Structured figure records —
● ● ● ● ●
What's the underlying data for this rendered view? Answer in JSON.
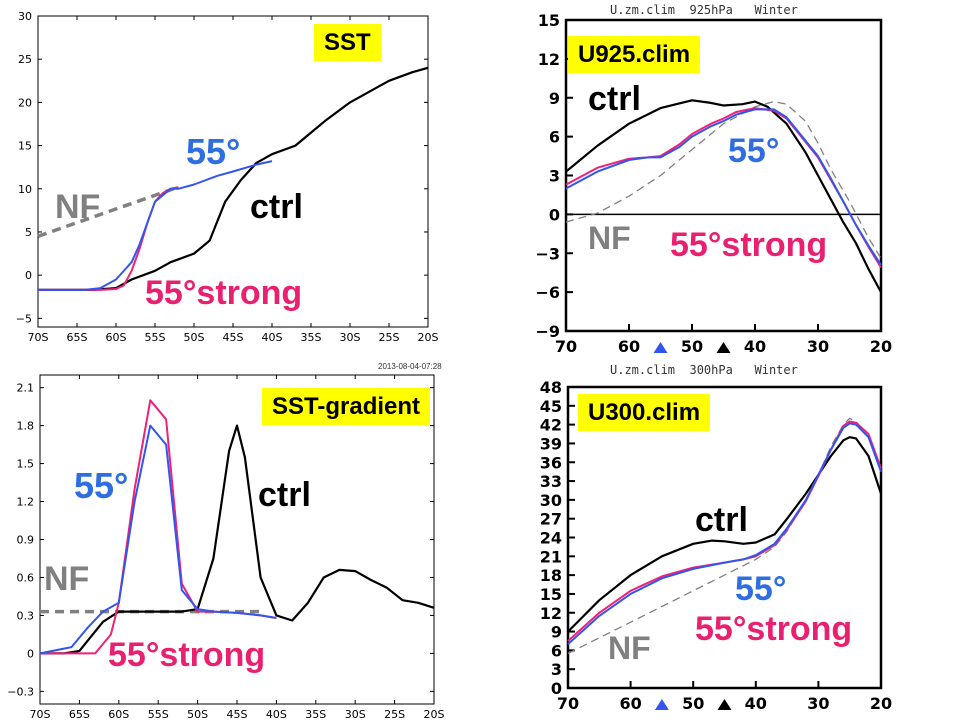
{
  "colors": {
    "ctrl": "#000000",
    "blue": "#3355ee",
    "pink": "#ee2277",
    "nf": "#808080",
    "label_blue": "#2f6ee0",
    "label_pink": "#e8206f",
    "label_nf": "#808080",
    "tag_bg": "#ffff00"
  },
  "chart_data": [
    {
      "id": "sst",
      "type": "line",
      "tag": "SST",
      "xlim": [
        70,
        20
      ],
      "ylim": [
        -6,
        30
      ],
      "x_ticks": [
        70,
        65,
        60,
        55,
        50,
        45,
        40,
        35,
        30,
        25,
        20
      ],
      "x_tick_labels": [
        "70S",
        "65S",
        "60S",
        "55S",
        "50S",
        "45S",
        "40S",
        "35S",
        "30S",
        "25S",
        "20S"
      ],
      "y_ticks": [
        -5,
        0,
        5,
        10,
        15,
        20,
        25,
        30
      ],
      "y_tick_labels": [
        "−5",
        "0",
        "5",
        "10",
        "15",
        "20",
        "25",
        "30"
      ],
      "labels": {
        "ctrl": "ctrl",
        "blue": "55°",
        "pink": "55°strong",
        "nf": "NF"
      },
      "series": [
        {
          "key": "ctrl",
          "x": [
            70,
            67,
            63,
            60,
            58,
            55,
            53,
            50,
            48,
            46,
            44,
            42,
            40,
            37,
            35,
            33,
            30,
            27,
            25,
            22,
            20
          ],
          "y": [
            -1.7,
            -1.7,
            -1.7,
            -1.5,
            -0.5,
            0.5,
            1.5,
            2.5,
            4,
            8.5,
            11,
            13,
            14,
            15,
            16.5,
            18,
            20,
            21.5,
            22.5,
            23.5,
            24
          ]
        },
        {
          "key": "blue",
          "x": [
            70,
            67,
            64,
            62,
            60,
            58,
            57,
            56,
            55,
            53,
            52,
            50,
            47,
            45,
            42,
            40
          ],
          "y": [
            -1.7,
            -1.7,
            -1.7,
            -1.5,
            -0.5,
            1.5,
            3.5,
            6,
            8.5,
            10,
            10,
            10.5,
            11.5,
            12,
            12.8,
            13.2
          ]
        },
        {
          "key": "pink",
          "x": [
            70,
            67,
            64,
            62,
            60,
            59,
            58,
            57,
            56,
            55,
            54,
            53,
            52
          ],
          "y": [
            -1.7,
            -1.7,
            -1.7,
            -1.7,
            -1.6,
            -1.2,
            0.5,
            3,
            6,
            8.5,
            9.5,
            10,
            10.2
          ]
        },
        {
          "key": "nf",
          "x": [
            70,
            52
          ],
          "y": [
            4.5,
            10.2
          ],
          "dashed": true
        }
      ]
    },
    {
      "id": "sstgrad",
      "type": "line",
      "tag": "SST-gradient",
      "top_text": "2013-08-04-07:28",
      "xlim": [
        70,
        20
      ],
      "ylim": [
        -0.4,
        2.2
      ],
      "x_ticks": [
        70,
        65,
        60,
        55,
        50,
        45,
        40,
        35,
        30,
        25,
        20
      ],
      "x_tick_labels": [
        "70S",
        "65S",
        "60S",
        "55S",
        "50S",
        "45S",
        "40S",
        "35S",
        "30S",
        "25S",
        "20S"
      ],
      "y_ticks": [
        -0.3,
        0,
        0.3,
        0.6,
        0.9,
        1.2,
        1.5,
        1.8,
        2.1
      ],
      "y_tick_labels": [
        "−0.3",
        "0",
        "0.3",
        "0.6",
        "0.9",
        "1.2",
        "1.5",
        "1.8",
        "2.1"
      ],
      "labels": {
        "ctrl": "ctrl",
        "blue": "55°",
        "pink": "55°strong",
        "nf": "NF"
      },
      "series": [
        {
          "key": "ctrl",
          "x": [
            70,
            67,
            65,
            62,
            60,
            57,
            55,
            52,
            50,
            48,
            46,
            45,
            44,
            42,
            40,
            38,
            36,
            34,
            32,
            30,
            28,
            26,
            24,
            22,
            20
          ],
          "y": [
            0,
            0,
            0.02,
            0.25,
            0.33,
            0.33,
            0.33,
            0.33,
            0.35,
            0.75,
            1.6,
            1.8,
            1.55,
            0.6,
            0.3,
            0.26,
            0.4,
            0.6,
            0.66,
            0.65,
            0.58,
            0.52,
            0.42,
            0.4,
            0.36
          ]
        },
        {
          "key": "blue",
          "x": [
            70,
            66,
            64,
            62,
            60,
            58,
            56,
            54,
            52,
            50,
            48,
            45,
            42,
            40
          ],
          "y": [
            0,
            0.05,
            0.2,
            0.33,
            0.4,
            1.2,
            1.8,
            1.65,
            0.5,
            0.35,
            0.33,
            0.32,
            0.3,
            0.28
          ]
        },
        {
          "key": "pink",
          "x": [
            70,
            65,
            63,
            61,
            60,
            58,
            56,
            54,
            52,
            50,
            48,
            45,
            42,
            40
          ],
          "y": [
            0,
            0,
            0,
            0.15,
            0.4,
            1.3,
            2.0,
            1.85,
            0.55,
            0.33,
            0.33,
            0.32,
            0.3,
            0.28
          ]
        },
        {
          "key": "nf",
          "x": [
            70,
            42
          ],
          "y": [
            0.33,
            0.33
          ],
          "dashed": true
        }
      ]
    },
    {
      "id": "u925",
      "type": "line",
      "tag": "U925.clim",
      "top_text": "U.zm.clim  925hPa   Winter",
      "xlim": [
        70,
        20
      ],
      "ylim": [
        -9,
        15
      ],
      "x_ticks": [
        70,
        60,
        50,
        40,
        30,
        20
      ],
      "x_tick_labels": [
        "70",
        "60",
        "50",
        "40",
        "30",
        "20"
      ],
      "y_ticks": [
        -9,
        -6,
        -3,
        0,
        3,
        6,
        9,
        12,
        15
      ],
      "y_tick_labels": [
        "−9",
        "−6",
        "−3",
        "0",
        "3",
        "6",
        "9",
        "12",
        "15"
      ],
      "markers": [
        {
          "x": 55,
          "color": "#3355ee"
        },
        {
          "x": 45,
          "color": "#000000"
        }
      ],
      "labels": {
        "ctrl": "ctrl",
        "blue": "55°",
        "pink": "55°strong",
        "nf": "NF"
      },
      "series": [
        {
          "key": "ctrl",
          "x": [
            70,
            65,
            60,
            55,
            50,
            47,
            45,
            42,
            40,
            38,
            35,
            32,
            30,
            28,
            26,
            24,
            22,
            20
          ],
          "y": [
            3.3,
            5.3,
            7,
            8.2,
            8.8,
            8.6,
            8.4,
            8.5,
            8.7,
            8.3,
            7,
            4.8,
            3,
            1.2,
            -0.6,
            -2.2,
            -4.2,
            -6
          ]
        },
        {
          "key": "blue",
          "x": [
            70,
            65,
            60,
            57,
            55,
            52,
            50,
            47,
            45,
            43,
            40,
            37,
            35,
            33,
            30,
            28,
            26,
            24,
            22,
            20
          ],
          "y": [
            2,
            3.3,
            4.2,
            4.4,
            4.4,
            5.2,
            6,
            6.8,
            7.2,
            7.7,
            8.1,
            8.1,
            7.5,
            6.3,
            4.5,
            2.8,
            1,
            -0.8,
            -2.4,
            -3.9
          ]
        },
        {
          "key": "pink",
          "x": [
            70,
            65,
            60,
            57,
            55,
            52,
            50,
            47,
            45,
            43,
            40,
            37,
            35,
            33,
            30,
            28,
            26,
            24,
            22,
            20
          ],
          "y": [
            2.3,
            3.6,
            4.3,
            4.4,
            4.5,
            5.4,
            6.2,
            7,
            7.4,
            7.9,
            8.2,
            8.0,
            7.4,
            6.2,
            4.4,
            2.7,
            1,
            -0.8,
            -2.5,
            -4.1
          ]
        },
        {
          "key": "nf",
          "x": [
            70,
            65,
            60,
            55,
            50,
            45,
            40,
            37,
            35,
            32,
            30,
            28,
            25,
            22,
            20
          ],
          "y": [
            -0.6,
            0.1,
            1.4,
            3,
            5,
            7,
            8.3,
            8.7,
            8.5,
            7.2,
            5.5,
            3.5,
            1,
            -1.8,
            -3.4
          ],
          "dashed": true
        }
      ]
    },
    {
      "id": "u300",
      "type": "line",
      "tag": "U300.clim",
      "top_text": "U.zm.clim  300hPa   Winter",
      "xlim": [
        70,
        20
      ],
      "ylim": [
        0,
        48
      ],
      "x_ticks": [
        70,
        60,
        50,
        40,
        30,
        20
      ],
      "x_tick_labels": [
        "70",
        "60",
        "50",
        "40",
        "30",
        "20"
      ],
      "y_ticks": [
        0,
        3,
        6,
        9,
        12,
        15,
        18,
        21,
        24,
        27,
        30,
        33,
        36,
        39,
        42,
        45,
        48
      ],
      "y_tick_labels": [
        "0",
        "3",
        "6",
        "9",
        "12",
        "15",
        "18",
        "21",
        "24",
        "27",
        "30",
        "33",
        "36",
        "39",
        "42",
        "45",
        "48"
      ],
      "markers": [
        {
          "x": 55,
          "color": "#3355ee"
        },
        {
          "x": 45,
          "color": "#000000"
        }
      ],
      "labels": {
        "ctrl": "ctrl",
        "blue": "55°",
        "pink": "55°strong",
        "nf": "NF"
      },
      "series": [
        {
          "key": "ctrl",
          "x": [
            70,
            65,
            60,
            55,
            50,
            47,
            45,
            42,
            40,
            37,
            35,
            32,
            30,
            28,
            26,
            25,
            24,
            22,
            20
          ],
          "y": [
            9,
            14,
            18,
            21,
            23,
            23.5,
            23.4,
            23,
            23.2,
            24.5,
            27,
            31,
            34,
            37,
            39.5,
            40,
            39.8,
            37,
            31
          ]
        },
        {
          "key": "blue",
          "x": [
            70,
            65,
            60,
            55,
            50,
            45,
            42,
            40,
            37,
            35,
            32,
            30,
            28,
            26,
            25,
            24,
            22,
            20
          ],
          "y": [
            7,
            11.5,
            15,
            17.5,
            19,
            20,
            20.5,
            21.2,
            23,
            25.5,
            30,
            34,
            38,
            41.5,
            42.2,
            42,
            40,
            34.5
          ]
        },
        {
          "key": "pink",
          "x": [
            70,
            65,
            60,
            55,
            50,
            45,
            42,
            40,
            37,
            35,
            32,
            30,
            28,
            26,
            25,
            24,
            22,
            20
          ],
          "y": [
            7.5,
            12,
            15.5,
            17.8,
            19.2,
            20,
            20.5,
            21,
            22.8,
            25.3,
            29.8,
            33.8,
            38,
            41.8,
            42.5,
            42.3,
            40.5,
            35
          ]
        },
        {
          "key": "nf",
          "x": [
            70,
            65,
            60,
            55,
            50,
            45,
            40,
            37,
            35,
            32,
            30,
            28,
            26,
            25,
            24,
            22,
            20
          ],
          "y": [
            5.5,
            8,
            10.5,
            13,
            15.5,
            18,
            20.5,
            22.5,
            25,
            30,
            34,
            38.5,
            42,
            43,
            42.5,
            40,
            35
          ],
          "dashed": true
        }
      ]
    }
  ]
}
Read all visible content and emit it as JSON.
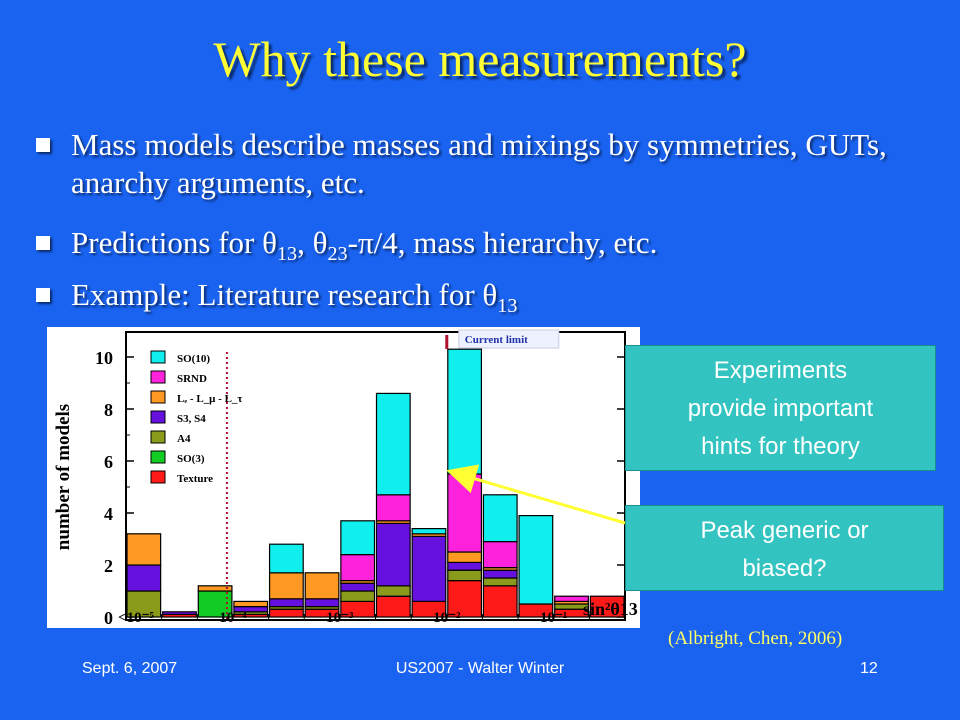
● ● ● ● ●
Required work —
Each line that contains the string "JSON" counts once; say how many there are and nothing else.

Answer for this exercise —
2